begin

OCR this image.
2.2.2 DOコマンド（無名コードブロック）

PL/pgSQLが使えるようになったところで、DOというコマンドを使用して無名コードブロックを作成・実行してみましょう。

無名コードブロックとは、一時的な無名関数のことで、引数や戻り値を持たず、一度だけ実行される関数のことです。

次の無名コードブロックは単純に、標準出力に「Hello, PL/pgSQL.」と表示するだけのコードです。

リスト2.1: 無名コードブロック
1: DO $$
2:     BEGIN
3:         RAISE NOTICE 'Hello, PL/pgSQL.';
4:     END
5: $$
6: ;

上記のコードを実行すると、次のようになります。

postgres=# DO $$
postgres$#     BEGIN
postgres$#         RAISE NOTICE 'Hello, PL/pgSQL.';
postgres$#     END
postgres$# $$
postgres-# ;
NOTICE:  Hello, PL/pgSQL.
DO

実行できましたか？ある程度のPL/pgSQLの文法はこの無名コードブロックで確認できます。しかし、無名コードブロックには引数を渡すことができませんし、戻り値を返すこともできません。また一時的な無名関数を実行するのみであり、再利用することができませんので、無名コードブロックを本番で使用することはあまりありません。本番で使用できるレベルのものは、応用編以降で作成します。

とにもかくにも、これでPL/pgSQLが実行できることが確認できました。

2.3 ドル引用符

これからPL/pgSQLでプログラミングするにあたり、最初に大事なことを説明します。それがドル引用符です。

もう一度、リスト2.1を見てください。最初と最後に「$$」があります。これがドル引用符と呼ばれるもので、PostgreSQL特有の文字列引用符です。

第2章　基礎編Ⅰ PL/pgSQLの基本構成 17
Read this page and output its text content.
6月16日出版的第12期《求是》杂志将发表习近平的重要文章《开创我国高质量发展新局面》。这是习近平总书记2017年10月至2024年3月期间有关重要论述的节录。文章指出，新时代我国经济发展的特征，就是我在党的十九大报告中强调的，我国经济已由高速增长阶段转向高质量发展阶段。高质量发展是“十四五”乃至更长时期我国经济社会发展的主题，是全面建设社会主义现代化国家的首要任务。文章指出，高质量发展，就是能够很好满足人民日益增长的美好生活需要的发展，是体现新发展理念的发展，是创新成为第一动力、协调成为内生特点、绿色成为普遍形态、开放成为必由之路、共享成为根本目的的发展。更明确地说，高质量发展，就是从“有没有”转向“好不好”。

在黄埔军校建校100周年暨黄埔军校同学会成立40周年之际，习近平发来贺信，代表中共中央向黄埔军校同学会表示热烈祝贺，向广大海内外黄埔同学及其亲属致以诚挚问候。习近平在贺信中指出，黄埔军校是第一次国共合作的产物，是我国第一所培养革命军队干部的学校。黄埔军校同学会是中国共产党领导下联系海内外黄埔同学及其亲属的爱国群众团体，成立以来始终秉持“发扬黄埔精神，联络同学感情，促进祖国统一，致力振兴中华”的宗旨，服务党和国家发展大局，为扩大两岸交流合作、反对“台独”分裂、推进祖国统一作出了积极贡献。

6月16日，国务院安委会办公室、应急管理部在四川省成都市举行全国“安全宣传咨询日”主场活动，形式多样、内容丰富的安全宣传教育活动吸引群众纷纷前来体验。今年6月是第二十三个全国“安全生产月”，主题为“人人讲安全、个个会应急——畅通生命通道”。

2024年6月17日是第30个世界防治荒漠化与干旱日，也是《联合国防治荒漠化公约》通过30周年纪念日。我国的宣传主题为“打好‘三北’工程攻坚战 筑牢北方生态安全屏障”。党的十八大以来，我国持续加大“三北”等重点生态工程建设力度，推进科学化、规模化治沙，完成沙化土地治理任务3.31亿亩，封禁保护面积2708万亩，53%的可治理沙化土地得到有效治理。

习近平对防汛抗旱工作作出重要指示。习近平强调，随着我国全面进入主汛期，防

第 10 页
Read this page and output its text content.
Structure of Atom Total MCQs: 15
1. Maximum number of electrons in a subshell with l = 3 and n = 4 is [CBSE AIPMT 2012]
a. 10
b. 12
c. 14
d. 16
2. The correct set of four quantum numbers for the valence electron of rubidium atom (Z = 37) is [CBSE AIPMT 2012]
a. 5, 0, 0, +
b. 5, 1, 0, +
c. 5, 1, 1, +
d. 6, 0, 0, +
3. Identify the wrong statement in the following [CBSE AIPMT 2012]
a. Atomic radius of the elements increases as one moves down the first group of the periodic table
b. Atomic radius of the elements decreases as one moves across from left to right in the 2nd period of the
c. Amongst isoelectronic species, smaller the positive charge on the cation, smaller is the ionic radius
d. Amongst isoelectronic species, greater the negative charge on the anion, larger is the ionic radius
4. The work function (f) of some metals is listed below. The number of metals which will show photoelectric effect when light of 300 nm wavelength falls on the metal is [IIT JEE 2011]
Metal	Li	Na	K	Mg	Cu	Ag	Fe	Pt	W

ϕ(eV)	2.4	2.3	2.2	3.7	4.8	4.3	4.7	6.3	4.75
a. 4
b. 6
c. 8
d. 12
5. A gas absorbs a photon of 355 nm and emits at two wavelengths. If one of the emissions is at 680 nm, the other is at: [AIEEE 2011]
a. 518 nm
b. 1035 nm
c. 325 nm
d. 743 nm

end

• **Exercise details**
Copy out every line of the listing that contains the string "species".

• **The solution**
c. Amongst isoelectronic species, smaller the positive charge on the cation, smaller is the ionic radius
d. Amongst isoelectronic species, greater the negative charge on the anion, larger is the ionic radius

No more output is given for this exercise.